> Extracted records:

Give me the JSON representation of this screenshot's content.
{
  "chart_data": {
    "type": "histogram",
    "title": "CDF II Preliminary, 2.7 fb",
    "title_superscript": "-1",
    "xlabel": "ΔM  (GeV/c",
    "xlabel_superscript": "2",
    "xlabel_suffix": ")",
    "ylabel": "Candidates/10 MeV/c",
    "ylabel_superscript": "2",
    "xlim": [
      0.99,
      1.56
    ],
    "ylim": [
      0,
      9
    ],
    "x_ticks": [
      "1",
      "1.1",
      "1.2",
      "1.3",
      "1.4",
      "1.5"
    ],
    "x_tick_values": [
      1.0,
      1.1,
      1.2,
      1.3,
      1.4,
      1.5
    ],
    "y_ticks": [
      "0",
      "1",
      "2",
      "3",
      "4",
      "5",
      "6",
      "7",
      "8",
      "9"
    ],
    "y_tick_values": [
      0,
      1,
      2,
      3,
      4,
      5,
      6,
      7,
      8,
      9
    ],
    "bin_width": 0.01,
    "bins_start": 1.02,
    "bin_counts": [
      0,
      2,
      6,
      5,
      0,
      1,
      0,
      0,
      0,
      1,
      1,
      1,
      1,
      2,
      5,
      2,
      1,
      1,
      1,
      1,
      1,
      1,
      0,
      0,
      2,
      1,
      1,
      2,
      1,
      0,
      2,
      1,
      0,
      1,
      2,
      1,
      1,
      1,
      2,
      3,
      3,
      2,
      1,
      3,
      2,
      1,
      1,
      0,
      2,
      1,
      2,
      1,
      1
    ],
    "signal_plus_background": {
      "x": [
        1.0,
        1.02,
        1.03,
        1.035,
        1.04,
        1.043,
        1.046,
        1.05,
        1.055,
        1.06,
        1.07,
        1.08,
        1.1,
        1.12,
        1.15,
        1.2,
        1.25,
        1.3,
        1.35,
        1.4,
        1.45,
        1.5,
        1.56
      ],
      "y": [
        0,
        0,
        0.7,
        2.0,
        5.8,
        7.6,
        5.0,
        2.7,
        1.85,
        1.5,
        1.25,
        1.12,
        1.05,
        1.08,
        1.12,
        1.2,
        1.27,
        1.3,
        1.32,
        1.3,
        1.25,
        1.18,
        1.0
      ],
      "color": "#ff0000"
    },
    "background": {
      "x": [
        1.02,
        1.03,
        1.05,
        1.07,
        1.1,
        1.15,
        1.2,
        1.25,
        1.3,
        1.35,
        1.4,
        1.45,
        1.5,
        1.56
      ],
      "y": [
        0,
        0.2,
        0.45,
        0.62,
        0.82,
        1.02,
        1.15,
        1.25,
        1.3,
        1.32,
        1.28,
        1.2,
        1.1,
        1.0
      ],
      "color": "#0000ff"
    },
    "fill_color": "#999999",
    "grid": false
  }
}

> Short problem:
Output the listing above word for word.

> Result of the task:
Give me the JSON representation of this screenshot's content.
{
  "chart_data": {
    "type": "histogram",
    "title": "CDF II Preliminary, 2.7 fb",
    "title_superscript": "-1",
    "xlabel": "ΔM  (GeV/c",
    "xlabel_superscript": "2",
    "xlabel_suffix": ")",
    "ylabel": "Candidates/10 MeV/c",
    "ylabel_superscript": "2",
    "xlim": [
      0.99,
      1.56
    ],
    "ylim": [
      0,
      9
    ],
    "x_ticks": [
      "1",
      "1.1",
      "1.2",
      "1.3",
      "1.4",
      "1.5"
    ],
    "x_tick_values": [
      1.0,
      1.1,
      1.2,
      1.3,
      1.4,
      1.5
    ],
    "y_ticks": [
      "0",
      "1",
      "2",
      "3",
      "4",
      "5",
      "6",
      "7",
      "8",
      "9"
    ],
    "y_tick_values": [
      0,
      1,
      2,
      3,
      4,
      5,
      6,
      7,
      8,
      9
    ],
    "bin_width": 0.01,
    "bins_start": 1.02,
    "bin_counts": [
      0,
      2,
      6,
      5,
      0,
      1,
      0,
      0,
      0,
      1,
      1,
      1,
      1,
      2,
      5,
      2,
      1,
      1,
      1,
      1,
      1,
      1,
      0,
      0,
      2,
      1,
      1,
      2,
      1,
      0,
      2,
      1,
      0,
      1,
      2,
      1,
      1,
      1,
      2,
      3,
      3,
      2,
      1,
      3,
      2,
      1,
      1,
      0,
      2,
      1,
      2,
      1,
      1
    ],
    "signal_plus_background": {
      "x": [
        1.0,
        1.02,
        1.03,
        1.035,
        1.04,
        1.043,
        1.046,
        1.05,
        1.055,
        1.06,
        1.07,
        1.08,
        1.1,
        1.12,
        1.15,
        1.2,
        1.25,
        1.3,
        1.35,
        1.4,
        1.45,
        1.5,
        1.56
      ],
      "y": [
        0,
        0,
        0.7,
        2.0,
        5.8,
        7.6,
        5.0,
        2.7,
        1.85,
        1.5,
        1.25,
        1.12,
        1.05,
        1.08,
        1.12,
        1.2,
        1.27,
        1.3,
        1.32,
        1.3,
        1.25,
        1.18,
        1.0
      ],
      "color": "#ff0000"
    },
    "background": {
      "x": [
        1.02,
        1.03,
        1.05,
        1.07,
        1.1,
        1.15,
        1.2,
        1.25,
        1.3,
        1.35,
        1.4,
        1.45,
        1.5,
        1.56
      ],
      "y": [
        0,
        0.2,
        0.45,
        0.62,
        0.82,
        1.02,
        1.15,
        1.25,
        1.3,
        1.32,
        1.28,
        1.2,
        1.1,
        1.0
      ],
      "color": "#0000ff"
    },
    "fill_color": "#999999",
    "grid": false
  }
}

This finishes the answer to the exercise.